=== WRITTEN INSTRUCTION ===
Transcribe all of the data exactly. Omit the pictures.

=== DATA LISTING ===
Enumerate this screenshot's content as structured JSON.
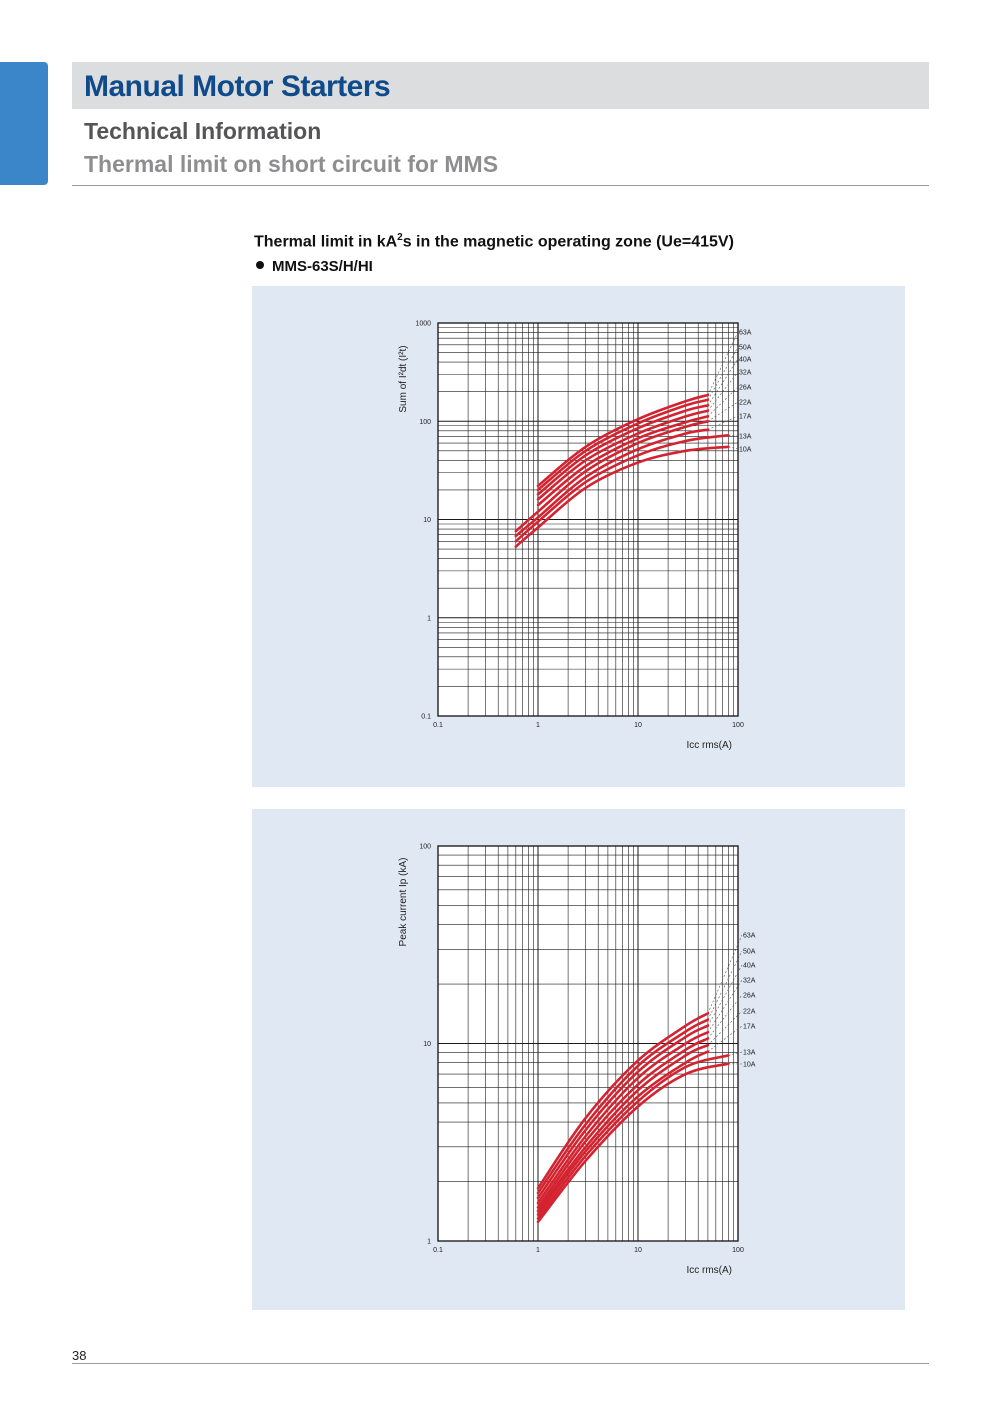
{
  "header": {
    "title": "Manual Motor Starters",
    "section": "Technical Information",
    "subtitle": "Thermal limit on short circuit for MMS"
  },
  "chart_heading": {
    "prefix": "Thermal limit in kA",
    "sup": "2",
    "suffix": "s in the magnetic operating zone (Ue=415V)"
  },
  "model": "MMS-63S/H/HI",
  "page_number": "38",
  "colors": {
    "curve": "#d42330",
    "panel_bg": "#dfe8f3",
    "accent": "#3b86c9",
    "title": "#0f4a8a"
  },
  "chart_data": [
    {
      "type": "line",
      "x_scale": "log",
      "y_scale": "log",
      "xlabel": "Icc rms(A)",
      "ylabel": "Sum of I²dt (I²t)",
      "xlim": [
        0.1,
        100
      ],
      "ylim": [
        0.1,
        1000
      ],
      "x_ticks": [
        "0.1",
        "1",
        "10",
        "100"
      ],
      "y_ticks": [
        "0.1",
        "1",
        "10",
        "100",
        "1000"
      ],
      "grid": true,
      "legend_labels": [
        "63A",
        "50A",
        "40A",
        "32A",
        "26A",
        "22A",
        "17A",
        "13A",
        "10A"
      ],
      "series": [
        {
          "name": "63A",
          "x": [
            1,
            3,
            10,
            30,
            50
          ],
          "y": [
            22,
            55,
            105,
            160,
            185
          ]
        },
        {
          "name": "50A",
          "x": [
            1,
            3,
            10,
            30,
            50
          ],
          "y": [
            20,
            50,
            95,
            145,
            165
          ]
        },
        {
          "name": "40A",
          "x": [
            1,
            3,
            10,
            30,
            50
          ],
          "y": [
            18,
            45,
            85,
            128,
            145
          ]
        },
        {
          "name": "32A",
          "x": [
            1,
            3,
            10,
            30,
            50
          ],
          "y": [
            16,
            40,
            75,
            112,
            128
          ]
        },
        {
          "name": "26A",
          "x": [
            1,
            3,
            10,
            30,
            50
          ],
          "y": [
            14,
            35,
            67,
            98,
            112
          ]
        },
        {
          "name": "22A",
          "x": [
            0.6,
            1,
            3,
            10,
            30,
            50
          ],
          "y": [
            7.6,
            12,
            31,
            60,
            88,
            100
          ]
        },
        {
          "name": "17A",
          "x": [
            0.6,
            1,
            3,
            10,
            30,
            50
          ],
          "y": [
            6.8,
            10.5,
            27,
            52,
            75,
            82
          ]
        },
        {
          "name": "13A",
          "x": [
            0.6,
            1,
            3,
            10,
            30,
            80
          ],
          "y": [
            6,
            9.5,
            24,
            45,
            63,
            72
          ]
        },
        {
          "name": "10A",
          "x": [
            0.6,
            1,
            3,
            10,
            30,
            80
          ],
          "y": [
            5.3,
            8.3,
            21,
            38,
            50,
            55
          ]
        }
      ]
    },
    {
      "type": "line",
      "x_scale": "log",
      "y_scale": "log",
      "xlabel": "Icc rms(A)",
      "ylabel": "Peak current Ip (kA)",
      "xlim": [
        0.1,
        100
      ],
      "ylim": [
        1,
        100
      ],
      "x_ticks": [
        "0.1",
        "1",
        "10",
        "100"
      ],
      "y_ticks": [
        "1",
        "10",
        "100"
      ],
      "grid": true,
      "legend_labels": [
        "63A",
        "50A",
        "40A",
        "32A",
        "26A",
        "22A",
        "17A",
        "13A",
        "10A"
      ],
      "series": [
        {
          "name": "63A",
          "x": [
            1,
            3,
            10,
            30,
            50
          ],
          "y": [
            1.85,
            4.2,
            8.2,
            12.3,
            14.2
          ]
        },
        {
          "name": "50A",
          "x": [
            1,
            3,
            10,
            30,
            50
          ],
          "y": [
            1.75,
            3.9,
            7.7,
            11.5,
            13.2
          ]
        },
        {
          "name": "40A",
          "x": [
            1,
            3,
            10,
            30,
            50
          ],
          "y": [
            1.65,
            3.65,
            7.2,
            10.8,
            12.3
          ]
        },
        {
          "name": "32A",
          "x": [
            1,
            3,
            10,
            30,
            50
          ],
          "y": [
            1.56,
            3.4,
            6.7,
            10,
            11.4
          ]
        },
        {
          "name": "26A",
          "x": [
            1,
            3,
            10,
            30,
            50
          ],
          "y": [
            1.48,
            3.2,
            6.2,
            9.3,
            10.6
          ]
        },
        {
          "name": "22A",
          "x": [
            1,
            3,
            10,
            30,
            50
          ],
          "y": [
            1.42,
            3,
            5.8,
            8.7,
            9.8
          ]
        },
        {
          "name": "17A",
          "x": [
            1,
            3,
            10,
            30,
            50
          ],
          "y": [
            1.36,
            2.85,
            5.4,
            8,
            9.1
          ]
        },
        {
          "name": "13A",
          "x": [
            1,
            3,
            10,
            30,
            80
          ],
          "y": [
            1.3,
            2.7,
            5.1,
            7.6,
            8.7
          ]
        },
        {
          "name": "10A",
          "x": [
            1,
            3,
            10,
            30,
            80
          ],
          "y": [
            1.25,
            2.55,
            4.8,
            7,
            7.9
          ]
        }
      ]
    }
  ]
}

=== REPLY TO THE EXERCISE ===
Enumerate this screenshot's content as structured JSON.
{
  "header": {
    "title": "Manual Motor Starters",
    "section": "Technical Information",
    "subtitle": "Thermal limit on short circuit for MMS"
  },
  "chart_heading": {
    "prefix": "Thermal limit in kA",
    "sup": "2",
    "suffix": "s in the magnetic operating zone (Ue=415V)"
  },
  "model": "MMS-63S/H/HI",
  "page_number": "38",
  "colors": {
    "curve": "#d42330",
    "panel_bg": "#dfe8f3",
    "accent": "#3b86c9",
    "title": "#0f4a8a"
  },
  "chart_data": [
    {
      "type": "line",
      "x_scale": "log",
      "y_scale": "log",
      "xlabel": "Icc rms(A)",
      "ylabel": "Sum of I²dt (I²t)",
      "xlim": [
        0.1,
        100
      ],
      "ylim": [
        0.1,
        1000
      ],
      "x_ticks": [
        "0.1",
        "1",
        "10",
        "100"
      ],
      "y_ticks": [
        "0.1",
        "1",
        "10",
        "100",
        "1000"
      ],
      "grid": true,
      "legend_labels": [
        "63A",
        "50A",
        "40A",
        "32A",
        "26A",
        "22A",
        "17A",
        "13A",
        "10A"
      ],
      "series": [
        {
          "name": "63A",
          "x": [
            1,
            3,
            10,
            30,
            50
          ],
          "y": [
            22,
            55,
            105,
            160,
            185
          ]
        },
        {
          "name": "50A",
          "x": [
            1,
            3,
            10,
            30,
            50
          ],
          "y": [
            20,
            50,
            95,
            145,
            165
          ]
        },
        {
          "name": "40A",
          "x": [
            1,
            3,
            10,
            30,
            50
          ],
          "y": [
            18,
            45,
            85,
            128,
            145
          ]
        },
        {
          "name": "32A",
          "x": [
            1,
            3,
            10,
            30,
            50
          ],
          "y": [
            16,
            40,
            75,
            112,
            128
          ]
        },
        {
          "name": "26A",
          "x": [
            1,
            3,
            10,
            30,
            50
          ],
          "y": [
            14,
            35,
            67,
            98,
            112
          ]
        },
        {
          "name": "22A",
          "x": [
            0.6,
            1,
            3,
            10,
            30,
            50
          ],
          "y": [
            7.6,
            12,
            31,
            60,
            88,
            100
          ]
        },
        {
          "name": "17A",
          "x": [
            0.6,
            1,
            3,
            10,
            30,
            50
          ],
          "y": [
            6.8,
            10.5,
            27,
            52,
            75,
            82
          ]
        },
        {
          "name": "13A",
          "x": [
            0.6,
            1,
            3,
            10,
            30,
            80
          ],
          "y": [
            6,
            9.5,
            24,
            45,
            63,
            72
          ]
        },
        {
          "name": "10A",
          "x": [
            0.6,
            1,
            3,
            10,
            30,
            80
          ],
          "y": [
            5.3,
            8.3,
            21,
            38,
            50,
            55
          ]
        }
      ]
    },
    {
      "type": "line",
      "x_scale": "log",
      "y_scale": "log",
      "xlabel": "Icc rms(A)",
      "ylabel": "Peak current Ip (kA)",
      "xlim": [
        0.1,
        100
      ],
      "ylim": [
        1,
        100
      ],
      "x_ticks": [
        "0.1",
        "1",
        "10",
        "100"
      ],
      "y_ticks": [
        "1",
        "10",
        "100"
      ],
      "grid": true,
      "legend_labels": [
        "63A",
        "50A",
        "40A",
        "32A",
        "26A",
        "22A",
        "17A",
        "13A",
        "10A"
      ],
      "series": [
        {
          "name": "63A",
          "x": [
            1,
            3,
            10,
            30,
            50
          ],
          "y": [
            1.85,
            4.2,
            8.2,
            12.3,
            14.2
          ]
        },
        {
          "name": "50A",
          "x": [
            1,
            3,
            10,
            30,
            50
          ],
          "y": [
            1.75,
            3.9,
            7.7,
            11.5,
            13.2
          ]
        },
        {
          "name": "40A",
          "x": [
            1,
            3,
            10,
            30,
            50
          ],
          "y": [
            1.65,
            3.65,
            7.2,
            10.8,
            12.3
          ]
        },
        {
          "name": "32A",
          "x": [
            1,
            3,
            10,
            30,
            50
          ],
          "y": [
            1.56,
            3.4,
            6.7,
            10,
            11.4
          ]
        },
        {
          "name": "26A",
          "x": [
            1,
            3,
            10,
            30,
            50
          ],
          "y": [
            1.48,
            3.2,
            6.2,
            9.3,
            10.6
          ]
        },
        {
          "name": "22A",
          "x": [
            1,
            3,
            10,
            30,
            50
          ],
          "y": [
            1.42,
            3,
            5.8,
            8.7,
            9.8
          ]
        },
        {
          "name": "17A",
          "x": [
            1,
            3,
            10,
            30,
            50
          ],
          "y": [
            1.36,
            2.85,
            5.4,
            8,
            9.1
          ]
        },
        {
          "name": "13A",
          "x": [
            1,
            3,
            10,
            30,
            80
          ],
          "y": [
            1.3,
            2.7,
            5.1,
            7.6,
            8.7
          ]
        },
        {
          "name": "10A",
          "x": [
            1,
            3,
            10,
            30,
            80
          ],
          "y": [
            1.25,
            2.55,
            4.8,
            7,
            7.9
          ]
        }
      ]
    }
  ]
}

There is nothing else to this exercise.